Omit every picture while repeating the entries exactly.

# START OF Records supplied

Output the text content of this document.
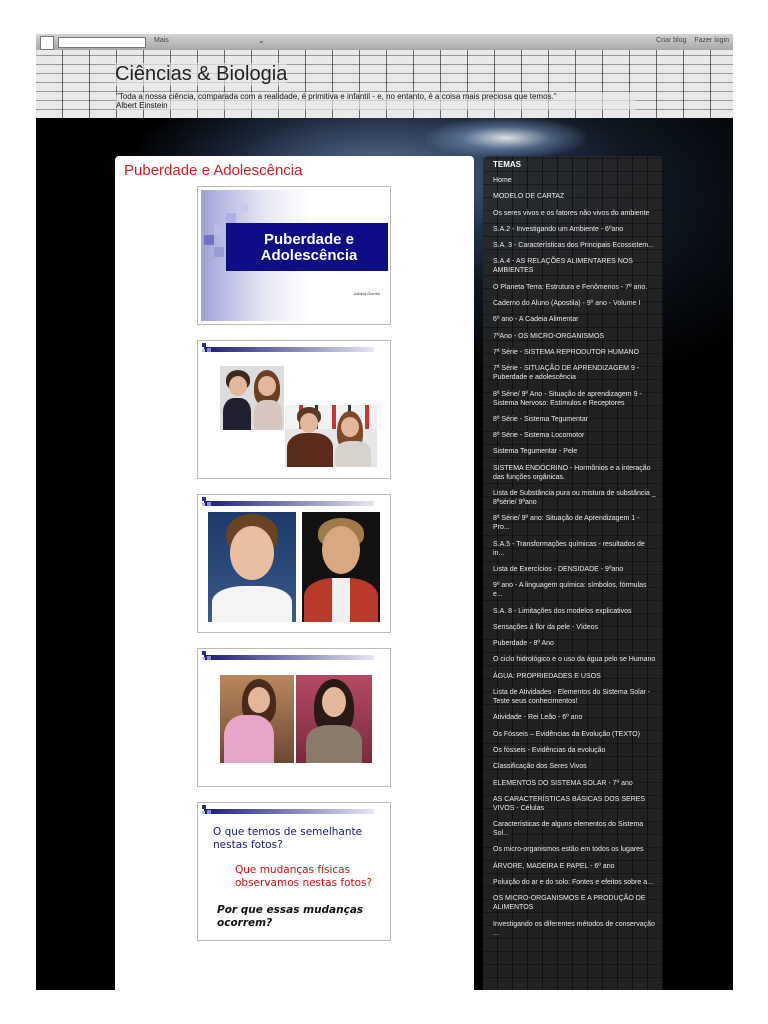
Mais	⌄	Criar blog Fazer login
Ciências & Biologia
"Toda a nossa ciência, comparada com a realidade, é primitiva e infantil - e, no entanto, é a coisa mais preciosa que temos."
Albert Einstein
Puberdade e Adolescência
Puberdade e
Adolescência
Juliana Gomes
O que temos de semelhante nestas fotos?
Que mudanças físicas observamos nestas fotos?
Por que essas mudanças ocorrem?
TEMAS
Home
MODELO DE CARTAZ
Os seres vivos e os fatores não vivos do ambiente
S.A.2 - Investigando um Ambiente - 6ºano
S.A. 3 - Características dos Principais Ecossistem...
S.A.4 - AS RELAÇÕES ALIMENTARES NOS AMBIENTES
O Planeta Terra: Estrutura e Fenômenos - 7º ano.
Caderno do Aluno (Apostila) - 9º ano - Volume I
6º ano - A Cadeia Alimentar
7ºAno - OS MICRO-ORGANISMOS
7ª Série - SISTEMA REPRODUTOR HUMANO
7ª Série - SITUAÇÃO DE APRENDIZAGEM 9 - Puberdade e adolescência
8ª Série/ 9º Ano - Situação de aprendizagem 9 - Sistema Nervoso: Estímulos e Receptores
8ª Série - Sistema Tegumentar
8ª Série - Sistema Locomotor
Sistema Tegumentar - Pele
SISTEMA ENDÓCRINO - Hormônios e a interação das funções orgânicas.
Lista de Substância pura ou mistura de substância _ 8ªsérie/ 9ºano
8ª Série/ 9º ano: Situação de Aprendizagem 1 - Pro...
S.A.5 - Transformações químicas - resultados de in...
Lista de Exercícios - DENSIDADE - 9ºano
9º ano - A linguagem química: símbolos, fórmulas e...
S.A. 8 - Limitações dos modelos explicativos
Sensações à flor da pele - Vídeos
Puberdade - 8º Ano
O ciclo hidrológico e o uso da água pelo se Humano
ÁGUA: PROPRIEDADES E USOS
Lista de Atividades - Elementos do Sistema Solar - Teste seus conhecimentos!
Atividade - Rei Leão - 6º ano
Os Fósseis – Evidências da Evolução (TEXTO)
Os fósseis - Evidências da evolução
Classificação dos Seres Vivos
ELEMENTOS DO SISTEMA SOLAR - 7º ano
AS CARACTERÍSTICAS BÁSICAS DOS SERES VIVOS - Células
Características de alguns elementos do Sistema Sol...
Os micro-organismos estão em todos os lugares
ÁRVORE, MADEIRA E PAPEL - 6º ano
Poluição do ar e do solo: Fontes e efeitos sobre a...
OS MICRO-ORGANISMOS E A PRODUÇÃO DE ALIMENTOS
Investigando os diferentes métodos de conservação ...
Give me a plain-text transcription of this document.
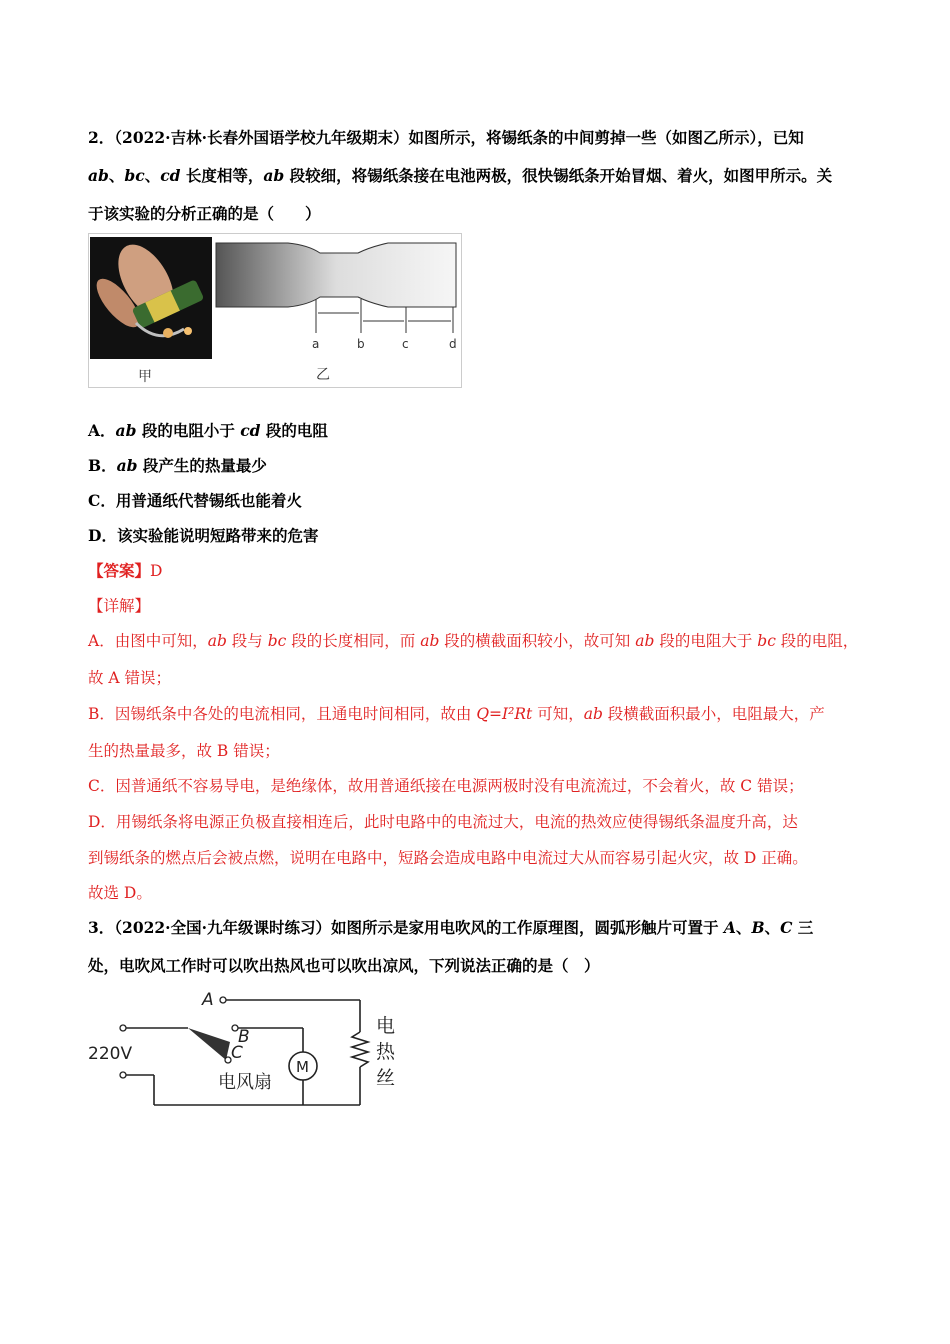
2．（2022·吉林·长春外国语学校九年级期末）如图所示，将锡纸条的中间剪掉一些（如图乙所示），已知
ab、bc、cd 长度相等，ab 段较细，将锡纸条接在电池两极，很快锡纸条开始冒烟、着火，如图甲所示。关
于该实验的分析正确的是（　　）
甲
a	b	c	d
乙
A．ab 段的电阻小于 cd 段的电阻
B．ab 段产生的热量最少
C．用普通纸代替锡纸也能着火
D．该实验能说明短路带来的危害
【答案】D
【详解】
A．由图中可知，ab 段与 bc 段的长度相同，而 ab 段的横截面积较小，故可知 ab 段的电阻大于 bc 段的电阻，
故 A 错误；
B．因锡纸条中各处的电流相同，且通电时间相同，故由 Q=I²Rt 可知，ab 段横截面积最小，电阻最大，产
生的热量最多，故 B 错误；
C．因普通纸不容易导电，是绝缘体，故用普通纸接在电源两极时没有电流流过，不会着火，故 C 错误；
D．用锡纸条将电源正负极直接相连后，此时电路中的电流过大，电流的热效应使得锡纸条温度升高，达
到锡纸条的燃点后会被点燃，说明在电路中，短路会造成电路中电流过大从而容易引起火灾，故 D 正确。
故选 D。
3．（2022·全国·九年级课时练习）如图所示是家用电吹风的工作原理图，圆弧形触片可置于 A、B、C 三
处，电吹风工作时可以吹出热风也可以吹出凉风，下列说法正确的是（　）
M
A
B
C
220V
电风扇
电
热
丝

# END OF Records supplied

▶ [Solution to this task]
Output the text content of this document.
Mais	⌄	Criar blog Fazer login
Ciências & Biologia
"Toda a nossa ciência, comparada com a realidade, é primitiva e infantil - e, no entanto, é a coisa mais preciosa que temos."
Albert Einstein
Puberdade e Adolescência
Puberdade e
Adolescência
Juliana Gomes
O que temos de semelhante nestas fotos?
Que mudanças físicas observamos nestas fotos?
Por que essas mudanças ocorrem?
TEMAS
Home
MODELO DE CARTAZ
Os seres vivos e os fatores não vivos do ambiente
S.A.2 - Investigando um Ambiente - 6ºano
S.A. 3 - Características dos Principais Ecossistem...
S.A.4 - AS RELAÇÕES ALIMENTARES NOS AMBIENTES
O Planeta Terra: Estrutura e Fenômenos - 7º ano.
Caderno do Aluno (Apostila) - 9º ano - Volume I
6º ano - A Cadeia Alimentar
7ºAno - OS MICRO-ORGANISMOS
7ª Série - SISTEMA REPRODUTOR HUMANO
7ª Série - SITUAÇÃO DE APRENDIZAGEM 9 - Puberdade e adolescência
8ª Série/ 9º Ano - Situação de aprendizagem 9 - Sistema Nervoso: Estímulos e Receptores
8ª Série - Sistema Tegumentar
8ª Série - Sistema Locomotor
Sistema Tegumentar - Pele
SISTEMA ENDÓCRINO - Hormônios e a interação das funções orgânicas.
Lista de Substância pura ou mistura de substância _ 8ªsérie/ 9ºano
8ª Série/ 9º ano: Situação de Aprendizagem 1 - Pro...
S.A.5 - Transformações químicas - resultados de in...
Lista de Exercícios - DENSIDADE - 9ºano
9º ano - A linguagem química: símbolos, fórmulas e...
S.A. 8 - Limitações dos modelos explicativos
Sensações à flor da pele - Vídeos
Puberdade - 8º Ano
O ciclo hidrológico e o uso da água pelo se Humano
ÁGUA: PROPRIEDADES E USOS
Lista de Atividades - Elementos do Sistema Solar - Teste seus conhecimentos!
Atividade - Rei Leão - 6º ano
Os Fósseis – Evidências da Evolução (TEXTO)
Os fósseis - Evidências da evolução
Classificação dos Seres Vivos
ELEMENTOS DO SISTEMA SOLAR - 7º ano
AS CARACTERÍSTICAS BÁSICAS DOS SERES VIVOS - Células
Características de alguns elementos do Sistema Sol...
Os micro-organismos estão em todos os lugares
ÁRVORE, MADEIRA E PAPEL - 6º ano
Poluição do ar e do solo: Fontes e efeitos sobre a...
OS MICRO-ORGANISMOS E A PRODUÇÃO DE ALIMENTOS
Investigando os diferentes métodos de conservação ...
Give me a plain-text transcription of this document.
2．（2022·吉林·长春外国语学校九年级期末）如图所示，将锡纸条的中间剪掉一些（如图乙所示），已知
ab、bc、cd 长度相等，ab 段较细，将锡纸条接在电池两极，很快锡纸条开始冒烟、着火，如图甲所示。关
于该实验的分析正确的是（　　）
甲
a	b	c	d
乙
A．ab 段的电阻小于 cd 段的电阻
B．ab 段产生的热量最少
C．用普通纸代替锡纸也能着火
D．该实验能说明短路带来的危害
【答案】D
【详解】
A．由图中可知，ab 段与 bc 段的长度相同，而 ab 段的横截面积较小，故可知 ab 段的电阻大于 bc 段的电阻，
故 A 错误；
B．因锡纸条中各处的电流相同，且通电时间相同，故由 Q=I²Rt 可知，ab 段横截面积最小，电阻最大，产
生的热量最多，故 B 错误；
C．因普通纸不容易导电，是绝缘体，故用普通纸接在电源两极时没有电流流过，不会着火，故 C 错误；
D．用锡纸条将电源正负极直接相连后，此时电路中的电流过大，电流的热效应使得锡纸条温度升高，达
到锡纸条的燃点后会被点燃，说明在电路中，短路会造成电路中电流过大从而容易引起火灾，故 D 正确。
故选 D。
3．（2022·全国·九年级课时练习）如图所示是家用电吹风的工作原理图，圆弧形触片可置于 A、B、C 三
处，电吹风工作时可以吹出热风也可以吹出凉风，下列说法正确的是（　）
M
A
B
C
220V
电风扇
电
热
丝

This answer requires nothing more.